Figure contents as structured data
□ □ □ □ □ □ □
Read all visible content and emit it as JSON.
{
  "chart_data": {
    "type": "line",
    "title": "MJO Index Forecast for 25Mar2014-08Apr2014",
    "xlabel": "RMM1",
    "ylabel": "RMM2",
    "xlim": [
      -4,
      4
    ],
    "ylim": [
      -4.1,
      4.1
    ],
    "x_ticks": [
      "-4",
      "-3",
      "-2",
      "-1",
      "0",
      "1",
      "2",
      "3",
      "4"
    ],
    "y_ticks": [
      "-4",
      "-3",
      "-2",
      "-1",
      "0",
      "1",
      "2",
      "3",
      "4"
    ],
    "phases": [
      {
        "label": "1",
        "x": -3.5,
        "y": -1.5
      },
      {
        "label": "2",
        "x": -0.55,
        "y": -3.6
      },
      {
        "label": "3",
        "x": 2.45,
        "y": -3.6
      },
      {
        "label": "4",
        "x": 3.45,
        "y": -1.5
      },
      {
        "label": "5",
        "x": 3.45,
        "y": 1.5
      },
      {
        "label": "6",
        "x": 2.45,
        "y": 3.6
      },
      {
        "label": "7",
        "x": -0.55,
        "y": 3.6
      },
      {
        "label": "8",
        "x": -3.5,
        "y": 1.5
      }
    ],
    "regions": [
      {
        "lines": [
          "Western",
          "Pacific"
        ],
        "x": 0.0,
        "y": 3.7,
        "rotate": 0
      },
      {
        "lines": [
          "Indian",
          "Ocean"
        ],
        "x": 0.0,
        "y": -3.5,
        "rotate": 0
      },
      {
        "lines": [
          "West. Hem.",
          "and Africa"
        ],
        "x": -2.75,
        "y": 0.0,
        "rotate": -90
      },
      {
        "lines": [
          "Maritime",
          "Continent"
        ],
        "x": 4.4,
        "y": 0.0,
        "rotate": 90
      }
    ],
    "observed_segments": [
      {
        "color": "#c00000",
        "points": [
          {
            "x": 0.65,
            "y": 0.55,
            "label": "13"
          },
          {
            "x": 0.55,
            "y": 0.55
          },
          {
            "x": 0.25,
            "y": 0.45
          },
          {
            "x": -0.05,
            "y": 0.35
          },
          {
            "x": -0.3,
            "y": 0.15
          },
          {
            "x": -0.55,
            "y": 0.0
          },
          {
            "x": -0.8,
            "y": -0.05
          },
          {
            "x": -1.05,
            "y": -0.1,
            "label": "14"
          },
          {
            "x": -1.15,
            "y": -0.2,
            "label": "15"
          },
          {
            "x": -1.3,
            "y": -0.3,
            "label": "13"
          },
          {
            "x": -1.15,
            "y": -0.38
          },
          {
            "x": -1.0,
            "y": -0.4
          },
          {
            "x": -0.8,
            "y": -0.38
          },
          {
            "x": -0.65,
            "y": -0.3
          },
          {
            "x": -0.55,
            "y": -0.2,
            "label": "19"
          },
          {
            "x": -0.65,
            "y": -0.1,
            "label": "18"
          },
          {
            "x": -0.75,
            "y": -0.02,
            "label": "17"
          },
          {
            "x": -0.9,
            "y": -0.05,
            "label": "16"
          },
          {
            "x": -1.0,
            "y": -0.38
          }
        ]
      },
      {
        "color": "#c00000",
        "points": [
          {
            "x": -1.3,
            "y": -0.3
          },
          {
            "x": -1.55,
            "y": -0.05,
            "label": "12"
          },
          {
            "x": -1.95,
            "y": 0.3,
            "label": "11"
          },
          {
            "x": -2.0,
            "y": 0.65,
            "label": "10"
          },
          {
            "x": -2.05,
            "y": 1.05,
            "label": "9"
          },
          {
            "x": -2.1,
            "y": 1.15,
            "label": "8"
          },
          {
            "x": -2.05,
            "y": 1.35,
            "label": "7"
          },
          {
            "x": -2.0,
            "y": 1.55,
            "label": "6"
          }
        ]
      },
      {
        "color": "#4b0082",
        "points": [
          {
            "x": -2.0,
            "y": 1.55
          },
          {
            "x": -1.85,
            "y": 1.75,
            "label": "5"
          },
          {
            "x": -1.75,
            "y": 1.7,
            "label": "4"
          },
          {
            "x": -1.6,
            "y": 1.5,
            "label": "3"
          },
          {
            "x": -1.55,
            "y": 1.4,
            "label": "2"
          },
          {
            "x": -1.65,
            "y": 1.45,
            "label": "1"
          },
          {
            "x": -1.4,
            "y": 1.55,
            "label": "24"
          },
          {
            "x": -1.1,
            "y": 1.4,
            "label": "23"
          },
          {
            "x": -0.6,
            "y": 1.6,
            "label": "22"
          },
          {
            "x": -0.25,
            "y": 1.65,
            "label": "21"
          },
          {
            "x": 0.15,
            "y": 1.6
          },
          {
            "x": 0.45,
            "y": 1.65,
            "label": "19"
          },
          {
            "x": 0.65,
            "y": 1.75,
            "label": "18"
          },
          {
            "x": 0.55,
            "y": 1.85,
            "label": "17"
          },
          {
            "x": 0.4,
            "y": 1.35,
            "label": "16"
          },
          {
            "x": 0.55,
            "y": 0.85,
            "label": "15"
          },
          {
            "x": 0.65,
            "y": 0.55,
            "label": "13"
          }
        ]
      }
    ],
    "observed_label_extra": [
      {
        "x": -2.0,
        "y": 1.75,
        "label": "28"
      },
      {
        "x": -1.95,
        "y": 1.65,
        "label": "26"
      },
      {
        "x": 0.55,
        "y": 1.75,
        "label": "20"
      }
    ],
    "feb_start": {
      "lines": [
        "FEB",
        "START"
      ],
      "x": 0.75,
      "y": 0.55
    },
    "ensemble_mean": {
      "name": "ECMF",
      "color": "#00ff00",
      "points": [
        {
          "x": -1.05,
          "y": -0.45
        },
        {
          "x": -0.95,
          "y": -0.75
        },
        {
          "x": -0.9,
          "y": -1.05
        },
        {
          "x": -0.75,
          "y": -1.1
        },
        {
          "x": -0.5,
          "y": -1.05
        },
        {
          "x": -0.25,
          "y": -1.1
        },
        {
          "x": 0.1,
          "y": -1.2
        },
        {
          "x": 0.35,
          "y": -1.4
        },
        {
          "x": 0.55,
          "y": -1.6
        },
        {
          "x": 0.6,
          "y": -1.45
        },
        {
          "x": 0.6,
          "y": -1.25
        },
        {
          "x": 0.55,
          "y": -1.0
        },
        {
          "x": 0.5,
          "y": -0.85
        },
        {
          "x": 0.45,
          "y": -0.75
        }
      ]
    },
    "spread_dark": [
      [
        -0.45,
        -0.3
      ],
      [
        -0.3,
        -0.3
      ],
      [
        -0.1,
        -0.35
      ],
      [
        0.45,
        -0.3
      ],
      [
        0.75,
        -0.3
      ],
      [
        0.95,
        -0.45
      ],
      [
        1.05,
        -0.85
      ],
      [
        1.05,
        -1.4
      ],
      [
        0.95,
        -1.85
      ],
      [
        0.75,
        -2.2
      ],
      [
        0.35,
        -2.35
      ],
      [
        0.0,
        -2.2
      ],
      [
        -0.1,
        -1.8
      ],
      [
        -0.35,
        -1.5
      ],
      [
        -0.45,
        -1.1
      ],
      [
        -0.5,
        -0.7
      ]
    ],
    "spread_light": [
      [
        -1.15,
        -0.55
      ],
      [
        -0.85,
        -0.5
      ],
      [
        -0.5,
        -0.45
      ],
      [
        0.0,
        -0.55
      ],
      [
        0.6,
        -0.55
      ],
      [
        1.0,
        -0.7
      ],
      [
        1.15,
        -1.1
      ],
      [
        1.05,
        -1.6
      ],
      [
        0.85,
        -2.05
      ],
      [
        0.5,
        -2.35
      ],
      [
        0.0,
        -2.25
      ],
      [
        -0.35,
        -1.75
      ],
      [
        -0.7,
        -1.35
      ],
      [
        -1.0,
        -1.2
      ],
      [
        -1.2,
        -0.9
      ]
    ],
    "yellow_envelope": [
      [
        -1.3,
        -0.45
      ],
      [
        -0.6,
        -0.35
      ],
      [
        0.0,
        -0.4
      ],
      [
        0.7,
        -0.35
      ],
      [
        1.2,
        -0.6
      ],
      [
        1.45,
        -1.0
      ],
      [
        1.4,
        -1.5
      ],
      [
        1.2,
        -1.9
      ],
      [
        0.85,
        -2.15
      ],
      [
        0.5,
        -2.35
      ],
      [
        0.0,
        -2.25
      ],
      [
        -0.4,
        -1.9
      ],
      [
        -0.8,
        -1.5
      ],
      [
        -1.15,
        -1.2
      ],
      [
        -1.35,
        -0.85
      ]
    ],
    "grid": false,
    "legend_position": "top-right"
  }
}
□ □ □ □ □ □ □
▸ **Task to carry out**: State how many lines of the material contain the string "color", with no other words.

▸ **Response**: 4